---- SOURCE EXCERPT
Engineering / InfrastructureLong (years)Detectability: Moderate

Fixed-interval offshore pipeline inspections

An operator standardized offshore inspection at a fixed 5-year cadence across a mature pipeline network.

Assumptions have half-lives.

Decision summary

Year
2017
Failure mode
Cadence lock-in: fixed schedules outlived the assumptions that justified them.
Silent failure window
~18 months: the system was drifting into a higher-risk regime, but the next scheduled inspection was still “on plan.”

The original logic

The network’s historic degradation rates were slow, inspection resources were constrained, and a uniform cadence simplified planning, contracting, and regulatory reporting.

Key assumptions

  • Degradation drivers would remain stable (temperature, chemistry, flow regime, CP performance).
    Confidence at decision: High
    Expected lifetime: 3–5 years
  • Inspection technology and coverage would be “good enough” to catch meaningful changes at 5-year intervals.
--------
---- LISTING
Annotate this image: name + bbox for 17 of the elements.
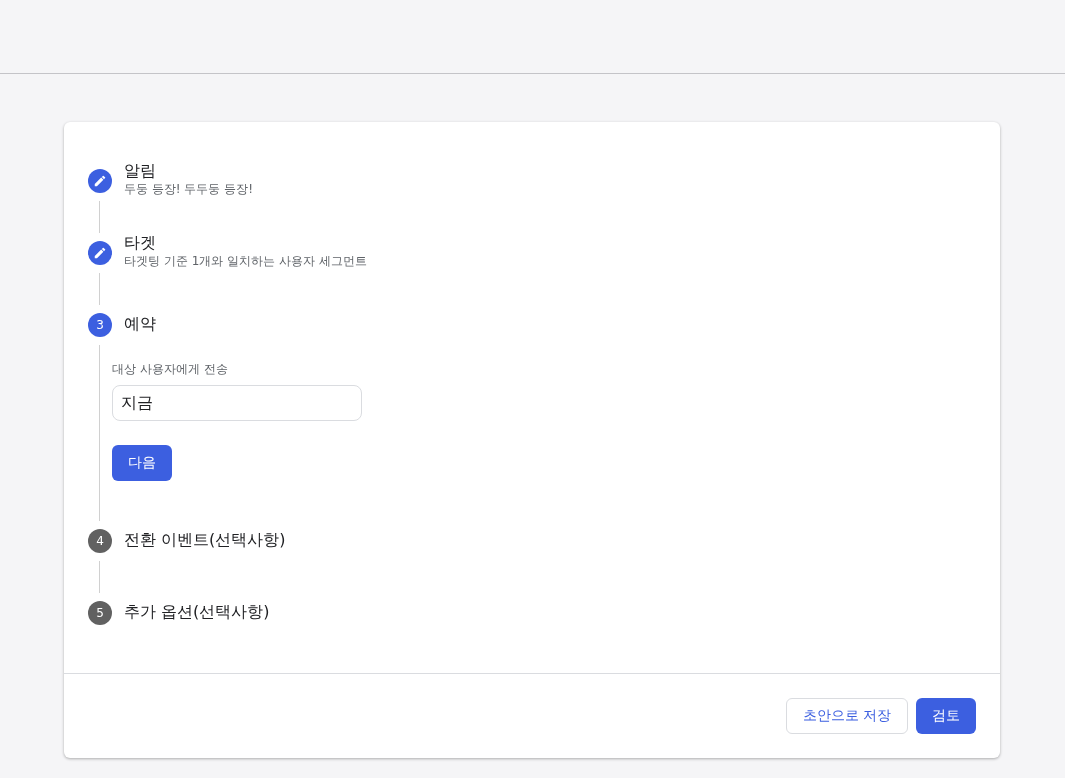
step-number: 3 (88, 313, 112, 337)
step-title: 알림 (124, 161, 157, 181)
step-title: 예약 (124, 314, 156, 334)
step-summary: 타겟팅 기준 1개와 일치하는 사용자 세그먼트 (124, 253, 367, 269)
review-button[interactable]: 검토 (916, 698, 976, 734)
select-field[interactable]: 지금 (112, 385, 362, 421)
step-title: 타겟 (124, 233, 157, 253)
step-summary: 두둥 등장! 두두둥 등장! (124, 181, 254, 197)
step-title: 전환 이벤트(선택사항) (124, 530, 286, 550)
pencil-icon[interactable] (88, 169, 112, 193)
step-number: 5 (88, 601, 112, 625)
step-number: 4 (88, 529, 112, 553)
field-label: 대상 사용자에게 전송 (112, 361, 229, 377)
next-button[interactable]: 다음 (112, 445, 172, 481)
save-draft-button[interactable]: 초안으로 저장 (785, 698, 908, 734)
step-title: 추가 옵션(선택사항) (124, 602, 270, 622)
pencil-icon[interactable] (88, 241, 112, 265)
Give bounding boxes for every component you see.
--------
» TASKS TO CARRY OUT
1. In the offshore pipeline inspection text, what fixed interval did the operator adopt for inspections across its network?
2. From the offshore pipeline inspection text, extract the part that opens with the words containing "Assumptions have half-lives." and closes with "and regulatory reporting.".
3. Carry on the offshore pipeline inspection text after its final line.

» RESULTS OF THE TASKS
1. A 5-year cadence.

2.
Assumptions have half-lives.

Decision summary

Year
2017
Failure mode
Cadence lock-in: fixed schedules outlived the assumptions that justified them.
Silent failure window
~18 months: the system was drifting into a higher-risk regime, but the next scheduled inspection was still “on plan.”

The original logic

The network’s historic degradation rates were slow, inspection resources were constrained, and a uniform cadence simplified planning, contracting, and regulatory reporting.

3.
    Confidence at decision: Medium
    Expected lifetime: 5 years
  • Operational changes (tie-ins, flow changes, inhibition programs) would be documented and reviewed centrally.
    Confidence at decision: Medium
    Expected lifetime: 2–3 years

What changed

Two incremental operational shifts compounded: a change in produced-water handling increased water cut variability, and a third-party tie-in introduced cyclic flow and temperature swings. Local teams adjusted inhibitors, but the changes were not escalated into the inspection plan.

Outcome

A localized internal corrosion cluster developed in a segment that had been low-risk historically, prompting an unplanned shutdown, expedited inspection campaign, and replacement spool installation.

Early warning signals (missed)

  • Rising inhibitor consumption and “small” dosing adjustments that became the new normal
  • Repeated pigging debris anomalies (wax/scale mix) with no change to risk ranking
  • Increasing variance in temperature/flow data at the segment inlet

How AssureAI would have helped

  • Assumption owners + validation cadence: “stability of degradation drivers” would require periodic confirmation.
  • Signals tied to assumptions: variance in operating envelope becomes a tracked drift signal, not just a trend chart.
  • Decision record diffing: operational changes automatically prompt a “review due” event on the inspection decision.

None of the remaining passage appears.